— What you need to do —
Reproduce the listing that follows with no differences at all.

-- Begin Extracted material --

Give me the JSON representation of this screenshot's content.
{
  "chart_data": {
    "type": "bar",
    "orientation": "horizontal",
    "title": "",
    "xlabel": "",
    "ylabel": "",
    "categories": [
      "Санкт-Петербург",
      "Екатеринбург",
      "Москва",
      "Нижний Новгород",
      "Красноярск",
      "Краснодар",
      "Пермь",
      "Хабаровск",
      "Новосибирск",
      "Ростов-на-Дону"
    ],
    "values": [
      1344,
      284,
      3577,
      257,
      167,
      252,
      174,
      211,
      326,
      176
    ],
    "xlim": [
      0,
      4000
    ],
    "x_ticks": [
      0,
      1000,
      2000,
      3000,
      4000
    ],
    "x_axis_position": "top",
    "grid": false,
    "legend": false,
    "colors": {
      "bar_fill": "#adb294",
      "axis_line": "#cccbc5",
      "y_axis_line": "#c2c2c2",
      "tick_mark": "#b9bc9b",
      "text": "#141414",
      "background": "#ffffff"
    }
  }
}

-- End Extracted material --

— Expected output —
Give me the JSON representation of this screenshot's content.
{
  "chart_data": {
    "type": "bar",
    "orientation": "horizontal",
    "title": "",
    "xlabel": "",
    "ylabel": "",
    "categories": [
      "Санкт-Петербург",
      "Екатеринбург",
      "Москва",
      "Нижний Новгород",
      "Красноярск",
      "Краснодар",
      "Пермь",
      "Хабаровск",
      "Новосибирск",
      "Ростов-на-Дону"
    ],
    "values": [
      1344,
      284,
      3577,
      257,
      167,
      252,
      174,
      211,
      326,
      176
    ],
    "xlim": [
      0,
      4000
    ],
    "x_ticks": [
      0,
      1000,
      2000,
      3000,
      4000
    ],
    "x_axis_position": "top",
    "grid": false,
    "legend": false,
    "colors": {
      "bar_fill": "#adb294",
      "axis_line": "#cccbc5",
      "y_axis_line": "#c2c2c2",
      "tick_mark": "#b9bc9b",
      "text": "#141414",
      "background": "#ffffff"
    }
  }
}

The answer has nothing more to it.